▸ **Your task**: From the records below, pull each line that has "coherence".

start Data shown

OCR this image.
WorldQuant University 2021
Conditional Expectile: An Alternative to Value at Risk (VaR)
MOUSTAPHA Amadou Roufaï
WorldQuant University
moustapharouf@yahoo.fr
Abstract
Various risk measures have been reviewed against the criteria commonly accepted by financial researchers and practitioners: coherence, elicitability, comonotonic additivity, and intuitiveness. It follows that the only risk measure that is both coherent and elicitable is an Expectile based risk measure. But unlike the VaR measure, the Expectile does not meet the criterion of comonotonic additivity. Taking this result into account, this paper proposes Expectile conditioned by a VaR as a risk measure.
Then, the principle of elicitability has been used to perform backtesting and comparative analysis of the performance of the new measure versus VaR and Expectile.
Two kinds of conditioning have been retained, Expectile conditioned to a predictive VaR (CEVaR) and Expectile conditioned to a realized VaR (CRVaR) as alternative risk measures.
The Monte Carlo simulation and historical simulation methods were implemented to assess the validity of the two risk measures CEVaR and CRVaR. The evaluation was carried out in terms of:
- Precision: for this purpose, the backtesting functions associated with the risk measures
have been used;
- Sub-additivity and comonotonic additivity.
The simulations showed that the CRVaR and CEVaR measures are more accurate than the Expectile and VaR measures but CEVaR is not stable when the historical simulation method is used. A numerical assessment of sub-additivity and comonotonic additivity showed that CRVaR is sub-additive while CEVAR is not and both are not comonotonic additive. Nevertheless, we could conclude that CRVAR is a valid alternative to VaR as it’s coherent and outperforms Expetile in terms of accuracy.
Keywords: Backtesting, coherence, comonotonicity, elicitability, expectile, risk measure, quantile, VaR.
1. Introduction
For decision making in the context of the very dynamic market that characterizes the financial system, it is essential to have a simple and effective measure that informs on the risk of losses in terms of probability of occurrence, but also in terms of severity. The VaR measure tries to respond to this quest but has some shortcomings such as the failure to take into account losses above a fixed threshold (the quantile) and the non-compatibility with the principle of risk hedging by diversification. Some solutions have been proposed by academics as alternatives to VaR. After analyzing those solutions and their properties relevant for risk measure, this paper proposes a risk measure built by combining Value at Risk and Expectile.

end Data shown

▸ **Task output**:
Various risk measures have been reviewed against the criteria commonly accepted by financial researchers and practitioners: coherence, elicitability, comonotonic additivity, and intuitiveness. It follows that the only risk measure that is both coherent and elicitable is an Expectile based risk measure. But unlike the VaR measure, the Expectile does not meet the criterion of comonotonic additivity. Taking this result into account, this paper proposes Expectile conditioned by a VaR as a risk measure.
Keywords: Backtesting, coherence, comonotonicity, elicitability, expectile, risk measure, quantile, VaR.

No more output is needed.